TASK GOAL –
Copy each line below that includes "this".

TASK DATA –
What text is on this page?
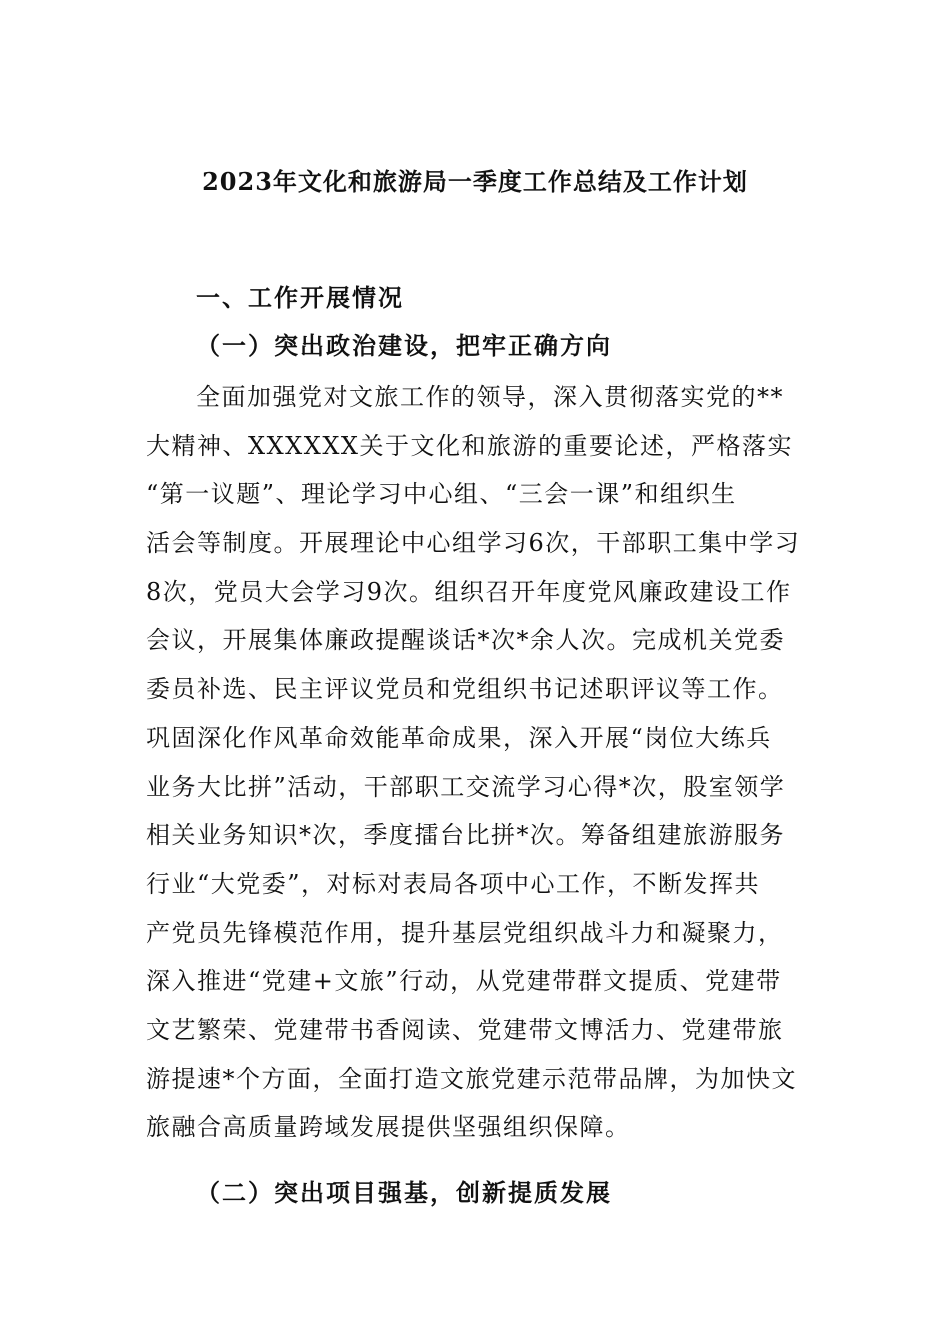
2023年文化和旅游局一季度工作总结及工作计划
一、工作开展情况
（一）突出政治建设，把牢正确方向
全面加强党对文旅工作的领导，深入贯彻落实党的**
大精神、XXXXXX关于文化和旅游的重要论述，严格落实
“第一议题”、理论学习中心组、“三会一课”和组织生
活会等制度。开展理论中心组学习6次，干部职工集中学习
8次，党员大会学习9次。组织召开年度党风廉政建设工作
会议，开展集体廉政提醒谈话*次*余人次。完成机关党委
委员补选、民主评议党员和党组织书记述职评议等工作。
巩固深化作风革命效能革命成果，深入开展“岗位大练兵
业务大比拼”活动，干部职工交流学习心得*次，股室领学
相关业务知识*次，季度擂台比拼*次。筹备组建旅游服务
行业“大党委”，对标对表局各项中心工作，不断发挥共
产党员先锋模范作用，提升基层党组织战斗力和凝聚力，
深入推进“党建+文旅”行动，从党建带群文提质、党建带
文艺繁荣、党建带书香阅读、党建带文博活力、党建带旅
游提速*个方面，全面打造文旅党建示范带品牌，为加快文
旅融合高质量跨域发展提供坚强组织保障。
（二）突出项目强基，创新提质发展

...

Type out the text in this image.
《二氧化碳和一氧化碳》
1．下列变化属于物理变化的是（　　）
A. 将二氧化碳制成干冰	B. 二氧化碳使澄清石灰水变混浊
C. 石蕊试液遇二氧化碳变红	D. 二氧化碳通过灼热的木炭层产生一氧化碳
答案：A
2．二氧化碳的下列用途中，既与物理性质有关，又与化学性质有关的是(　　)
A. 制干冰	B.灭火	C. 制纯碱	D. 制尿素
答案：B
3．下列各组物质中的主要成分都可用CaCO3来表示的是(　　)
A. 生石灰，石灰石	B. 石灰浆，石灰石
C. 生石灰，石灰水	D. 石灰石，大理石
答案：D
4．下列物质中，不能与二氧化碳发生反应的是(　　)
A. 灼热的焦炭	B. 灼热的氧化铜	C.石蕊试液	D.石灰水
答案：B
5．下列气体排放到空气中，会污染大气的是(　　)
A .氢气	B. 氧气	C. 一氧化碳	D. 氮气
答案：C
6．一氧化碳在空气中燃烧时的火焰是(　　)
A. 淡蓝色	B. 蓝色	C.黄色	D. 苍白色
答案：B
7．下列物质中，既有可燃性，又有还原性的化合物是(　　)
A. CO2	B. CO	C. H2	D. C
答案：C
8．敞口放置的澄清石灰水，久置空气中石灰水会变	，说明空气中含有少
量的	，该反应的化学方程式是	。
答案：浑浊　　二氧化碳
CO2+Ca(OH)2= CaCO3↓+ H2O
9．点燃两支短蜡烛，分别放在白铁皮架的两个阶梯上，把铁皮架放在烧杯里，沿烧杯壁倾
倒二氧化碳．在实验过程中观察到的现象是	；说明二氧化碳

---

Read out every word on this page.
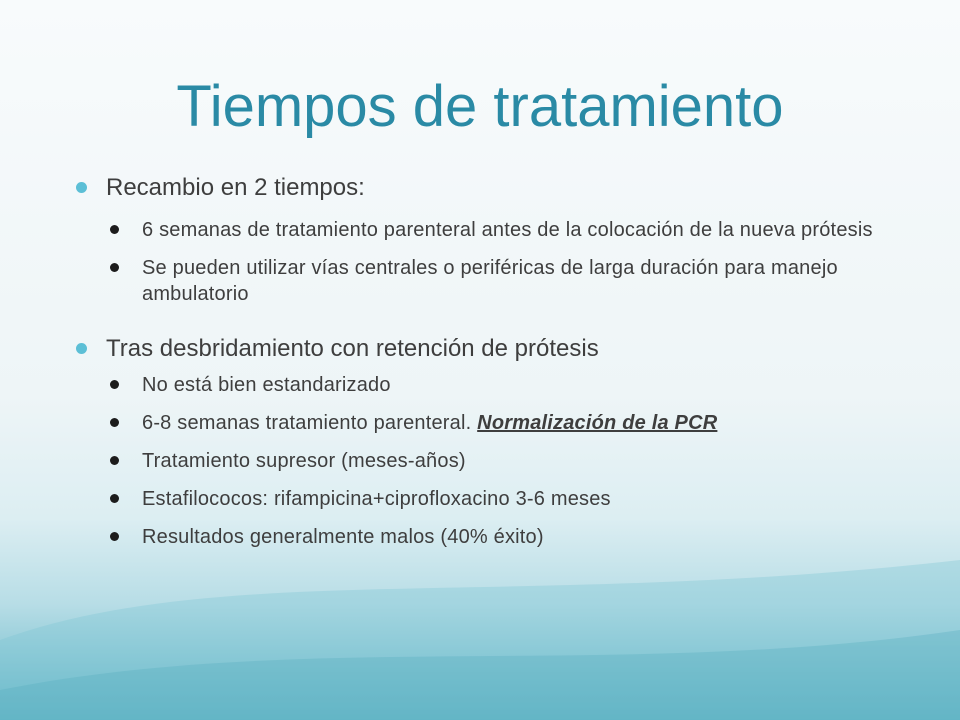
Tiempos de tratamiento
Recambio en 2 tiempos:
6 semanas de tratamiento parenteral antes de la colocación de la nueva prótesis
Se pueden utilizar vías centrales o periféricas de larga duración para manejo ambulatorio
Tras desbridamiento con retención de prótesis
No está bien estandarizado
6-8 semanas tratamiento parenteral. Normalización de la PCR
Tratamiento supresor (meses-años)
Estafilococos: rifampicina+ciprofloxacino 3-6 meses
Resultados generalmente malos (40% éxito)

RESPONSE –
What text is on this page?
Type out the text in this image.
Read out every word on this page.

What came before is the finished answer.